**Problem description:** Take every line from the listing below that includes "title" and copy it.

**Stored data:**
------------------------------------

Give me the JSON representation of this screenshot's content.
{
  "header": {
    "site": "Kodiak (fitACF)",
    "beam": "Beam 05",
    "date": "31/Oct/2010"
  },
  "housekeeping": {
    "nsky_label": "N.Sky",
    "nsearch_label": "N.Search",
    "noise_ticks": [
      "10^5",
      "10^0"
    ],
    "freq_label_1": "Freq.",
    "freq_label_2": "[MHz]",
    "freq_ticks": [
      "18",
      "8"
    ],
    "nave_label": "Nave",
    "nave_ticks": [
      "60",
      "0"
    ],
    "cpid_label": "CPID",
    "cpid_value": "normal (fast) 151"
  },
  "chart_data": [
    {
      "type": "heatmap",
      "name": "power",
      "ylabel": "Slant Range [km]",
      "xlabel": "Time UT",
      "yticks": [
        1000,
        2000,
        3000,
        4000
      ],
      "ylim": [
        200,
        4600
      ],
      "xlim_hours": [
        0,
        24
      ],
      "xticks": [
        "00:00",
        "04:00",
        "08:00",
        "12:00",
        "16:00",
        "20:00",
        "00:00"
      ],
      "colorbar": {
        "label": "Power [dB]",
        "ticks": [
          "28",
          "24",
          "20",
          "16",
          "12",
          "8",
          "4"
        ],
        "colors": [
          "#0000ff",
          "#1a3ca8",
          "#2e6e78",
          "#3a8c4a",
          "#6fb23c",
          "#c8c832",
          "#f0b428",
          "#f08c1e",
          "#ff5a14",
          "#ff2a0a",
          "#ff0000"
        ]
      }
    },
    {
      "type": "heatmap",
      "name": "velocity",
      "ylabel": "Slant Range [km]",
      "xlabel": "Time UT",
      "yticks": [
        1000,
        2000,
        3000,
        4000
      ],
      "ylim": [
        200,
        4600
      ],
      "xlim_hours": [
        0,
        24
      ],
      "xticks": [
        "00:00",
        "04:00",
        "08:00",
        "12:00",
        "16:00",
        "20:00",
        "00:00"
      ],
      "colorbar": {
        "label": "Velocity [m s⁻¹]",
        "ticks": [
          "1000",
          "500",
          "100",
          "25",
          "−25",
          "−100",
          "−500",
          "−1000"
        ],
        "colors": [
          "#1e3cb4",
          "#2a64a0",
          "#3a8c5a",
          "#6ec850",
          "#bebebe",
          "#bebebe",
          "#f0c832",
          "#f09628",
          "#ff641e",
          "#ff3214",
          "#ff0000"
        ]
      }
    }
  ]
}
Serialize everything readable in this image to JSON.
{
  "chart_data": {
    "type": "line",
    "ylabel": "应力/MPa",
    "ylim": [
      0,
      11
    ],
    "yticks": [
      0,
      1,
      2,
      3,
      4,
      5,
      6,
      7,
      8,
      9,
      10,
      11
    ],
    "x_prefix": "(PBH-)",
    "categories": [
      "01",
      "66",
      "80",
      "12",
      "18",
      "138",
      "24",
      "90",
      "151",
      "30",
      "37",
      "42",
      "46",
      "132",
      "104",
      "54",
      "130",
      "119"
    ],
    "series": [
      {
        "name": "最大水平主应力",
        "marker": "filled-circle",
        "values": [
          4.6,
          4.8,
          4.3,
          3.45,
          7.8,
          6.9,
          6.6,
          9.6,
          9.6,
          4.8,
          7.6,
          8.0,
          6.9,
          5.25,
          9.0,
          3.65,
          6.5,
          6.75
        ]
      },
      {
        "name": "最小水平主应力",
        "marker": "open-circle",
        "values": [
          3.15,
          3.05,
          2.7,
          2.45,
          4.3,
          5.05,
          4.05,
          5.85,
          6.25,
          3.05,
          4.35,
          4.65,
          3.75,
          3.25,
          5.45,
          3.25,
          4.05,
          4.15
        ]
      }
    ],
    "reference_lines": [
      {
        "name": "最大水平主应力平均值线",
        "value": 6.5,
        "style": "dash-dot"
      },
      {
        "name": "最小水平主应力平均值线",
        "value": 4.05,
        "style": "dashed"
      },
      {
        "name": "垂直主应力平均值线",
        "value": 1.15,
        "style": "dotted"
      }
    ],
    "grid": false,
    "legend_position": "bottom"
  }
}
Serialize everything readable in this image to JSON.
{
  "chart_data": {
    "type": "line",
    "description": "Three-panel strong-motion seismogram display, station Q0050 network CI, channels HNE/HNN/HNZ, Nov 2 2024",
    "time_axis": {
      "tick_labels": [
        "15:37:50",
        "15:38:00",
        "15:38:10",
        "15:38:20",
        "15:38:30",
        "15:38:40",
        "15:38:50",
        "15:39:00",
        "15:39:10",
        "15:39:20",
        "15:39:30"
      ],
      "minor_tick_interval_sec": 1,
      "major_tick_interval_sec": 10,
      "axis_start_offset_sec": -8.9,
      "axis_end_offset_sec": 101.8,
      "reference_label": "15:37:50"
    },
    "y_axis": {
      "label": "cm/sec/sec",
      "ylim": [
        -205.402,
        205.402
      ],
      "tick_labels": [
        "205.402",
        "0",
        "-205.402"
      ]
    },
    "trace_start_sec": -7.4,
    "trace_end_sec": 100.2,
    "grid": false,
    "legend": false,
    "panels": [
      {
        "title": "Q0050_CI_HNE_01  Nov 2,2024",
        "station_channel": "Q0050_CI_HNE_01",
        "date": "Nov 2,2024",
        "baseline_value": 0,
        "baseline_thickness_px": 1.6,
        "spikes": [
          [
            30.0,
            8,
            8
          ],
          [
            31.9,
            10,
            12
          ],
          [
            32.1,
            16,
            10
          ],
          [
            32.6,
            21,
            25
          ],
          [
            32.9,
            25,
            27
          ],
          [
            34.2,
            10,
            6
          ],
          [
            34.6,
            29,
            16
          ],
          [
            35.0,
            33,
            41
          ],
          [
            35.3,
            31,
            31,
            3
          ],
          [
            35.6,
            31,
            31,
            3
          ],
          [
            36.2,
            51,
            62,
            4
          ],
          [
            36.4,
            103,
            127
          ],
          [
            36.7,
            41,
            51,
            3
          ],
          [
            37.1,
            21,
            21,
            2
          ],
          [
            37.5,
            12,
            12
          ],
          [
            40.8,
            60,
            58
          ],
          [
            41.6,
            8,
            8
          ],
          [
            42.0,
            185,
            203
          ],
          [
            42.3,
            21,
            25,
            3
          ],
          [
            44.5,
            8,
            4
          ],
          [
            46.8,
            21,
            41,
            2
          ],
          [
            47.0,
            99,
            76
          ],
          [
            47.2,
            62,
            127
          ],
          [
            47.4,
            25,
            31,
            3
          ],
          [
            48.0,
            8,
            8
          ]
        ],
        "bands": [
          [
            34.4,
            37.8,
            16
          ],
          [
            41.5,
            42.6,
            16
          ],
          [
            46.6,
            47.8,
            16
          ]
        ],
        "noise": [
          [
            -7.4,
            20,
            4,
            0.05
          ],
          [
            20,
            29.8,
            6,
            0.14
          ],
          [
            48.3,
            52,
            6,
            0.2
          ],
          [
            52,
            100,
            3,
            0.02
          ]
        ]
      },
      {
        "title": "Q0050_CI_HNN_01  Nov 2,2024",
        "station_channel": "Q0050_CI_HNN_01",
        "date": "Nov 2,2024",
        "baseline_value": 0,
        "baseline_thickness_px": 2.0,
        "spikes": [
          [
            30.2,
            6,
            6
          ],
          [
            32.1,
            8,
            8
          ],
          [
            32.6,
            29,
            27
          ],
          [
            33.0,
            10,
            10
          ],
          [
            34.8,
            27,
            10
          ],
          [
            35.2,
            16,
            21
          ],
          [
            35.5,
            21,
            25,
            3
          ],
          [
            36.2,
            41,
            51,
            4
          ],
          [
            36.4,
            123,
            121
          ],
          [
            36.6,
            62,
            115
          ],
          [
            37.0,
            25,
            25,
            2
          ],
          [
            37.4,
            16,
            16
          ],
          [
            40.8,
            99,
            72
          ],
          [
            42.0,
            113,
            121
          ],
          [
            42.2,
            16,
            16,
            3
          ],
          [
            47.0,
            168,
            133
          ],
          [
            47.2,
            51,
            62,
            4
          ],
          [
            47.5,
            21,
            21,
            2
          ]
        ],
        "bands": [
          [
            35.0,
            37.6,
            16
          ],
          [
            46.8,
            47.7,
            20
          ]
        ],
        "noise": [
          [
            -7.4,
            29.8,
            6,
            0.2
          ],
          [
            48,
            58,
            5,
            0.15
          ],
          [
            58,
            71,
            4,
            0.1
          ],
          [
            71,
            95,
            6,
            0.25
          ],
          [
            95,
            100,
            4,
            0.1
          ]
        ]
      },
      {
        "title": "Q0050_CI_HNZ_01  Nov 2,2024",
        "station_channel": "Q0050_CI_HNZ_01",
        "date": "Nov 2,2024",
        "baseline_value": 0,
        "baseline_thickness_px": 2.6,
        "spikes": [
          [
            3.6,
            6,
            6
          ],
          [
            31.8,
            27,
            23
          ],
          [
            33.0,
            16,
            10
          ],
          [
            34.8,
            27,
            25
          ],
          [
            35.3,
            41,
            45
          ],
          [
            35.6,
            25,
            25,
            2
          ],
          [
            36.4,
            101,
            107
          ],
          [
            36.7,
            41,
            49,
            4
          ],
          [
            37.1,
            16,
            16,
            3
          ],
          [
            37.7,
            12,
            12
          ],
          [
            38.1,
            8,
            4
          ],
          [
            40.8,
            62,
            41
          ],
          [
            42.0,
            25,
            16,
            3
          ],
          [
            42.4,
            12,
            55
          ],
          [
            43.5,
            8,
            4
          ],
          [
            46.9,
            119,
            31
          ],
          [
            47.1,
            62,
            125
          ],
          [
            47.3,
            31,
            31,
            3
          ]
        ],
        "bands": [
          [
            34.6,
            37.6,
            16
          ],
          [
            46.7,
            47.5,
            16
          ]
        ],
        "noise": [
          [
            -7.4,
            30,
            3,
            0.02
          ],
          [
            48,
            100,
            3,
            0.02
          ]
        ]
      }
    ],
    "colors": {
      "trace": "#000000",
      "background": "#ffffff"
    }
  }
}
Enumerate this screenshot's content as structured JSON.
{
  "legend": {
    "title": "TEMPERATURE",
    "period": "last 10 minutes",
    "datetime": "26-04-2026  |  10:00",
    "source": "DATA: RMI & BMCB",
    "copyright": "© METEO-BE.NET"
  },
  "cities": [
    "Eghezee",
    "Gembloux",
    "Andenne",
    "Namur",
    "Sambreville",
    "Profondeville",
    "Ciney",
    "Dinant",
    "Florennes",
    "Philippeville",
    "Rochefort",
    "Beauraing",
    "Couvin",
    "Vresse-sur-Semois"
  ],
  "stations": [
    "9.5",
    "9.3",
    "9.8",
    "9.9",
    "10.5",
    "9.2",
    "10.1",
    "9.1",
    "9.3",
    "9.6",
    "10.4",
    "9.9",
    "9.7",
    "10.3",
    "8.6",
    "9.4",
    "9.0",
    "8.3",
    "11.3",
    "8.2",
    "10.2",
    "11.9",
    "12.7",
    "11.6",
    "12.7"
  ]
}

------------------------------------

**In response:**
        "title": "Q0050_CI_HNE_01  Nov 2,2024",
        "title": "Q0050_CI_HNN_01  Nov 2,2024",
        "title": "Q0050_CI_HNZ_01  Nov 2,2024",
    "title": "TEMPERATURE",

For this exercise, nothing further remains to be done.